Repeat the listing exactly as given, omitting every image.

▶ _DATA RECORDS_
● ● ● ● ● ● ●
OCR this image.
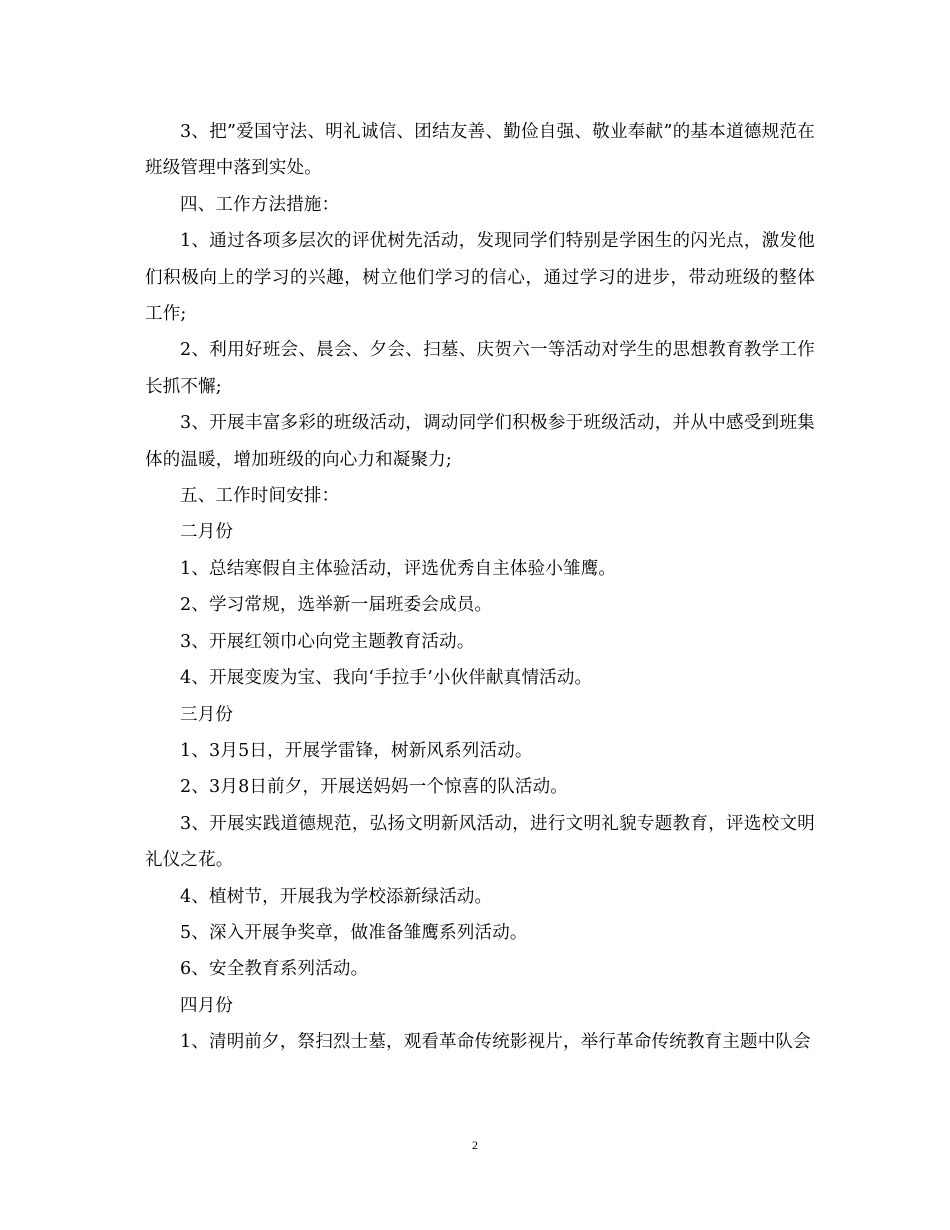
3、把”爱国守法、明礼诚信、团结友善、勤俭自强、敬业奉献”的基本道德规范在班级管理中落到实处。

四、工作方法措施：

1、通过各项多层次的评优树先活动，发现同学们特别是学困生的闪光点，激发他们积极向上的学习的兴趣，树立他们学习的信心，通过学习的进步，带动班级的整体工作;

2、利用好班会、晨会、夕会、扫墓、庆贺六一等活动对学生的思想教育教学工作长抓不懈;

3、开展丰富多彩的班级活动，调动同学们积极参于班级活动，并从中感受到班集体的温暖，增加班级的向心力和凝聚力;

五、工作时间安排：

二月份

1、总结寒假自主体验活动，评选优秀自主体验小雏鹰。

2、学习常规，选举新一届班委会成员。

3、开展红领巾心向党主题教育活动。

4、开展变废为宝、我向‘手拉手’小伙伴献真情活动。

三月份

1、3月5日，开展学雷锋，树新风系列活动。

2、3月8日前夕，开展送妈妈一个惊喜的队活动。

3、开展实践道德规范，弘扬文明新风活动，进行文明礼貌专题教育，评选校文明礼仪之花。

4、植树节，开展我为学校添新绿活动。

5、深入开展争奖章，做准备雏鹰系列活动。

6、安全教育系列活动。

四月份

1、清明前夕，祭扫烈士墓，观看革命传统影视片，举行革命传统教育主题中队会

2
● ● ● ● ● ● ●
▶ _EXERCISE RESPONSE_
OCR this image.
3、把”爱国守法、明礼诚信、团结友善、勤俭自强、敬业奉献”的基本道德规范在班级管理中落到实处。

四、工作方法措施：

1、通过各项多层次的评优树先活动，发现同学们特别是学困生的闪光点，激发他们积极向上的学习的兴趣，树立他们学习的信心，通过学习的进步，带动班级的整体工作;

2、利用好班会、晨会、夕会、扫墓、庆贺六一等活动对学生的思想教育教学工作长抓不懈;

3、开展丰富多彩的班级活动，调动同学们积极参于班级活动，并从中感受到班集体的温暖，增加班级的向心力和凝聚力;

五、工作时间安排：

二月份

1、总结寒假自主体验活动，评选优秀自主体验小雏鹰。

2、学习常规，选举新一届班委会成员。

3、开展红领巾心向党主题教育活动。

4、开展变废为宝、我向‘手拉手’小伙伴献真情活动。

三月份

1、3月5日，开展学雷锋，树新风系列活动。

2、3月8日前夕，开展送妈妈一个惊喜的队活动。

3、开展实践道德规范，弘扬文明新风活动，进行文明礼貌专题教育，评选校文明礼仪之花。

4、植树节，开展我为学校添新绿活动。

5、深入开展争奖章，做准备雏鹰系列活动。

6、安全教育系列活动。

四月份

1、清明前夕，祭扫烈士墓，观看革命传统影视片，举行革命传统教育主题中队会

2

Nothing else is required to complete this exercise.